> GIVEN INSTRUCTION
Reproduce every line in the listing that contains the word "JSON".

(Saved data entries)
--- --- ---

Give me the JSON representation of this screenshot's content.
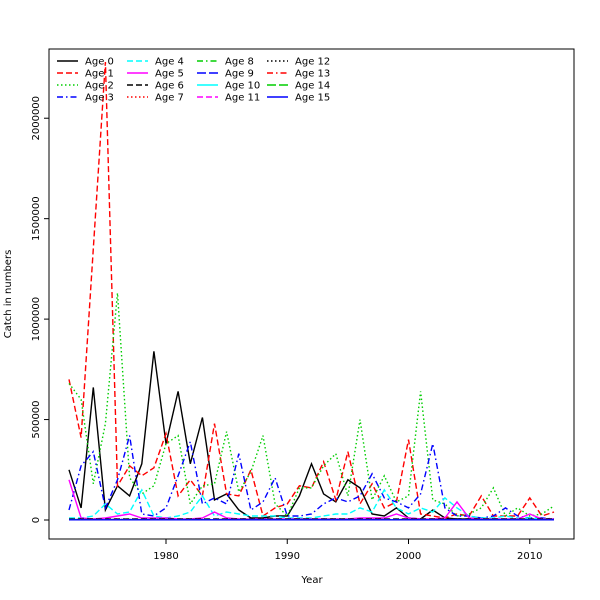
{
  "chart_data": {
    "type": "line",
    "title": "",
    "xlabel": "Year",
    "ylabel": "Catch in numbers",
    "xlim": [
      1972,
      2012
    ],
    "ylim": [
      0,
      2250000
    ],
    "x_ticks": [
      1980,
      1990,
      2000,
      2010
    ],
    "y_ticks": [
      0,
      500000,
      1000000,
      1500000,
      2000000
    ],
    "grid": false,
    "legend_position": "top-left",
    "x": [
      1972,
      1973,
      1974,
      1975,
      1976,
      1977,
      1978,
      1979,
      1980,
      1981,
      1982,
      1983,
      1984,
      1985,
      1986,
      1987,
      1988,
      1989,
      1990,
      1991,
      1992,
      1993,
      1994,
      1995,
      1996,
      1997,
      1998,
      1999,
      2000,
      2001,
      2002,
      2003,
      2004,
      2005,
      2006,
      2007,
      2008,
      2009,
      2010,
      2011,
      2012
    ],
    "series": [
      {
        "name": "Age 0",
        "color": "#000000",
        "dash": "solid",
        "values": [
          250000,
          60000,
          660000,
          50000,
          170000,
          120000,
          280000,
          840000,
          380000,
          640000,
          280000,
          510000,
          100000,
          130000,
          50000,
          10000,
          10000,
          20000,
          20000,
          120000,
          280000,
          130000,
          90000,
          200000,
          160000,
          30000,
          20000,
          60000,
          10000,
          5000,
          50000,
          10000,
          5000,
          5000,
          3000,
          3000,
          3000,
          2000,
          2000,
          1000,
          1000
        ]
      },
      {
        "name": "Age 1",
        "color": "#ff0000",
        "dash": "dashed",
        "values": [
          700000,
          410000,
          1350000,
          2280000,
          170000,
          270000,
          220000,
          260000,
          430000,
          120000,
          200000,
          120000,
          480000,
          130000,
          120000,
          250000,
          20000,
          60000,
          80000,
          170000,
          160000,
          290000,
          100000,
          340000,
          80000,
          180000,
          60000,
          90000,
          400000,
          30000,
          20000,
          10000,
          30000,
          20000,
          120000,
          20000,
          20000,
          20000,
          110000,
          20000,
          40000
        ]
      },
      {
        "name": "Age 2",
        "color": "#00cd00",
        "dash": "dotted",
        "values": [
          680000,
          600000,
          180000,
          480000,
          1130000,
          210000,
          130000,
          170000,
          380000,
          420000,
          80000,
          170000,
          180000,
          440000,
          140000,
          240000,
          420000,
          80000,
          20000,
          160000,
          160000,
          270000,
          330000,
          120000,
          500000,
          100000,
          220000,
          90000,
          120000,
          640000,
          100000,
          80000,
          20000,
          30000,
          60000,
          160000,
          20000,
          60000,
          20000,
          30000,
          70000
        ]
      },
      {
        "name": "Age 3",
        "color": "#0000ff",
        "dash": "dashdot",
        "values": [
          50000,
          270000,
          340000,
          60000,
          200000,
          420000,
          30000,
          20000,
          60000,
          220000,
          390000,
          80000,
          110000,
          80000,
          330000,
          50000,
          90000,
          210000,
          20000,
          20000,
          30000,
          80000,
          110000,
          90000,
          120000,
          230000,
          110000,
          90000,
          60000,
          130000,
          380000,
          60000,
          20000,
          20000,
          10000,
          20000,
          60000,
          20000,
          10000,
          10000,
          5000
        ]
      },
      {
        "name": "Age 4",
        "color": "#00ffff",
        "dash": "dashed",
        "values": [
          10000,
          10000,
          20000,
          80000,
          30000,
          40000,
          150000,
          20000,
          10000,
          20000,
          40000,
          120000,
          20000,
          40000,
          30000,
          20000,
          20000,
          20000,
          10000,
          10000,
          10000,
          20000,
          30000,
          30000,
          60000,
          40000,
          150000,
          60000,
          30000,
          60000,
          40000,
          110000,
          60000,
          20000,
          10000,
          10000,
          20000,
          10000,
          10000,
          5000,
          5000
        ]
      },
      {
        "name": "Age 5",
        "color": "#ff00ff",
        "dash": "solid",
        "values": [
          200000,
          10000,
          5000,
          10000,
          20000,
          30000,
          10000,
          10000,
          10000,
          5000,
          5000,
          10000,
          40000,
          10000,
          5000,
          5000,
          5000,
          5000,
          5000,
          5000,
          5000,
          5000,
          5000,
          5000,
          10000,
          10000,
          10000,
          30000,
          10000,
          5000,
          5000,
          10000,
          90000,
          10000,
          5000,
          5000,
          5000,
          5000,
          30000,
          5000,
          5000
        ]
      },
      {
        "name": "Age 6",
        "color": "#000000",
        "dash": "dashed",
        "values": [
          5000,
          5000,
          5000,
          5000,
          5000,
          5000,
          5000,
          5000,
          5000,
          5000,
          5000,
          5000,
          5000,
          5000,
          5000,
          5000,
          5000,
          5000,
          5000,
          5000,
          5000,
          5000,
          5000,
          5000,
          5000,
          5000,
          5000,
          5000,
          5000,
          5000,
          5000,
          5000,
          5000,
          5000,
          5000,
          5000,
          5000,
          5000,
          5000,
          5000,
          5000
        ]
      },
      {
        "name": "Age 7",
        "color": "#ff0000",
        "dash": "dotted",
        "values": [
          3000,
          3000,
          3000,
          3000,
          3000,
          3000,
          3000,
          3000,
          3000,
          3000,
          3000,
          3000,
          3000,
          3000,
          3000,
          3000,
          3000,
          3000,
          3000,
          3000,
          3000,
          3000,
          3000,
          3000,
          3000,
          3000,
          3000,
          3000,
          3000,
          3000,
          3000,
          3000,
          3000,
          3000,
          3000,
          3000,
          3000,
          3000,
          3000,
          3000,
          3000
        ]
      },
      {
        "name": "Age 8",
        "color": "#00cd00",
        "dash": "dashdot",
        "values": [
          2000,
          2000,
          2000,
          2000,
          2000,
          2000,
          2000,
          2000,
          2000,
          2000,
          2000,
          2000,
          2000,
          2000,
          2000,
          2000,
          2000,
          2000,
          2000,
          2000,
          2000,
          2000,
          2000,
          2000,
          2000,
          2000,
          2000,
          2000,
          2000,
          2000,
          2000,
          2000,
          2000,
          2000,
          2000,
          2000,
          2000,
          2000,
          2000,
          2000,
          2000
        ]
      },
      {
        "name": "Age 9",
        "color": "#0000ff",
        "dash": "longdash",
        "values": [
          2000,
          2000,
          2000,
          2000,
          2000,
          2000,
          2000,
          2000,
          2000,
          2000,
          2000,
          2000,
          2000,
          2000,
          2000,
          2000,
          2000,
          2000,
          2000,
          2000,
          2000,
          2000,
          2000,
          2000,
          2000,
          2000,
          2000,
          2000,
          2000,
          2000,
          2000,
          2000,
          2000,
          2000,
          2000,
          2000,
          2000,
          2000,
          2000,
          2000,
          2000
        ]
      },
      {
        "name": "Age 10",
        "color": "#00ffff",
        "dash": "solid",
        "values": [
          1000,
          1000,
          1000,
          1000,
          1000,
          1000,
          1000,
          1000,
          1000,
          1000,
          1000,
          1000,
          1000,
          1000,
          1000,
          1000,
          1000,
          1000,
          1000,
          1000,
          1000,
          1000,
          1000,
          1000,
          1000,
          1000,
          1000,
          1000,
          1000,
          1000,
          1000,
          1000,
          1000,
          1000,
          1000,
          1000,
          1000,
          1000,
          1000,
          1000,
          1000
        ]
      },
      {
        "name": "Age 11",
        "color": "#ff00ff",
        "dash": "dashed",
        "values": [
          1000,
          1000,
          1000,
          1000,
          1000,
          1000,
          1000,
          1000,
          1000,
          1000,
          1000,
          1000,
          1000,
          1000,
          1000,
          1000,
          1000,
          1000,
          1000,
          1000,
          1000,
          1000,
          1000,
          1000,
          1000,
          1000,
          1000,
          1000,
          1000,
          1000,
          1000,
          1000,
          1000,
          1000,
          1000,
          1000,
          1000,
          1000,
          1000,
          1000,
          1000
        ]
      },
      {
        "name": "Age 12",
        "color": "#000000",
        "dash": "dotted",
        "values": [
          1000,
          1000,
          1000,
          1000,
          1000,
          1000,
          1000,
          1000,
          1000,
          1000,
          1000,
          1000,
          1000,
          1000,
          1000,
          1000,
          1000,
          1000,
          1000,
          1000,
          1000,
          1000,
          1000,
          1000,
          1000,
          1000,
          1000,
          1000,
          1000,
          1000,
          1000,
          1000,
          1000,
          1000,
          1000,
          1000,
          1000,
          1000,
          1000,
          1000,
          1000
        ]
      },
      {
        "name": "Age 13",
        "color": "#ff0000",
        "dash": "dashdot",
        "values": [
          1000,
          1000,
          1000,
          1000,
          1000,
          1000,
          1000,
          1000,
          1000,
          1000,
          1000,
          1000,
          1000,
          1000,
          1000,
          1000,
          1000,
          1000,
          1000,
          1000,
          1000,
          1000,
          1000,
          1000,
          1000,
          1000,
          1000,
          1000,
          1000,
          1000,
          1000,
          1000,
          1000,
          1000,
          1000,
          1000,
          1000,
          1000,
          1000,
          1000,
          1000
        ]
      },
      {
        "name": "Age 14",
        "color": "#00cd00",
        "dash": "longdash",
        "values": [
          1000,
          1000,
          1000,
          1000,
          1000,
          1000,
          1000,
          1000,
          1000,
          1000,
          1000,
          1000,
          1000,
          1000,
          1000,
          1000,
          1000,
          1000,
          1000,
          1000,
          1000,
          1000,
          1000,
          1000,
          1000,
          1000,
          1000,
          1000,
          1000,
          1000,
          1000,
          1000,
          1000,
          1000,
          1000,
          1000,
          1000,
          1000,
          1000,
          1000,
          1000
        ]
      },
      {
        "name": "Age 15",
        "color": "#0000ff",
        "dash": "solid",
        "values": [
          1000,
          1000,
          1000,
          1000,
          1000,
          1000,
          1000,
          1000,
          1000,
          1000,
          1000,
          1000,
          1000,
          1000,
          1000,
          1000,
          1000,
          1000,
          1000,
          1000,
          1000,
          1000,
          1000,
          1000,
          1000,
          1000,
          1000,
          1000,
          1000,
          1000,
          1000,
          1000,
          1000,
          1000,
          1000,
          1000,
          1000,
          1000,
          1000,
          1000,
          1000
        ]
      }
    ]
  }
}
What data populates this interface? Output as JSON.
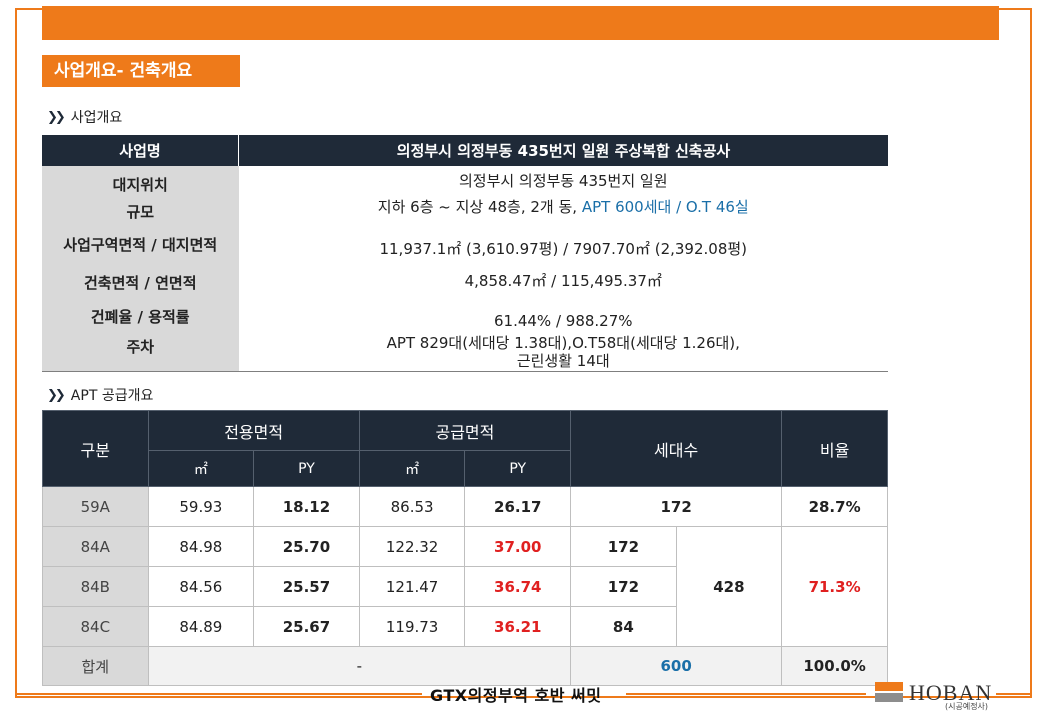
{
  "title": "사업개요- 건축개요",
  "section1": {
    "heading": "사업개요"
  },
  "overview": {
    "header_label": "사업명",
    "header_value": "의정부시 의정부동 435번지 일원 주상복합 신축공사",
    "labels": [
      "대지위치",
      "규모",
      "사업구역면적 / 대지면적",
      "건축면적 / 연면적",
      "건폐율 / 용적률",
      "주차"
    ],
    "location": "의정부시 의정부동 435번지 일원",
    "scale_prefix": "지하 6층 ~ 지상 48층, 2개 동,",
    "scale_highlight": "APT 600세대 / O.T 46실",
    "area": "11,937.1㎡ (3,610.97평) / 7907.70㎡ (2,392.08평)",
    "building_area": "4,858.47㎡ / 115,495.37㎡",
    "ratio": "61.44% / 988.27%",
    "parking_line1": "APT 829대(세대당 1.38대),O.T58대(세대당 1.26대),",
    "parking_line2": "근린생활 14대"
  },
  "section2": {
    "heading": "APT 공급개요"
  },
  "supply": {
    "headers": {
      "type": "구분",
      "exclusive": "전용면적",
      "supply": "공급면적",
      "households": "세대수",
      "ratio": "비율",
      "m2": "㎡",
      "py": "PY"
    },
    "rows": [
      {
        "type": "59A",
        "ex_m2": "59.93",
        "ex_py": "18.12",
        "sp_m2": "86.53",
        "sp_py": "26.17",
        "households": "172",
        "ratio": "28.7%"
      },
      {
        "type": "84A",
        "ex_m2": "84.98",
        "ex_py": "25.70",
        "sp_m2": "122.32",
        "sp_py": "37.00",
        "households": "172"
      },
      {
        "type": "84B",
        "ex_m2": "84.56",
        "ex_py": "25.57",
        "sp_m2": "121.47",
        "sp_py": "36.74",
        "households": "172"
      },
      {
        "type": "84C",
        "ex_m2": "84.89",
        "ex_py": "25.67",
        "sp_m2": "119.73",
        "sp_py": "36.21",
        "households": "84"
      }
    ],
    "group_households": "428",
    "group_ratio": "71.3%",
    "total": {
      "label": "합계",
      "dash": "-",
      "households": "600",
      "ratio": "100.0%"
    }
  },
  "footer": {
    "text": "GTX의정부역 호반 써밋",
    "logo": "HOBAN",
    "logo_sub": "(시공예정사)"
  },
  "colors": {
    "accent": "#ee7a1a",
    "header": "#1f2a38",
    "highlight_blue": "#1a6fa8",
    "highlight_red": "#e02020"
  }
}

--- --- ---

> RESULT
Give me the JSON representation of this screenshot's content.
What data populates this interface? Output as JSON.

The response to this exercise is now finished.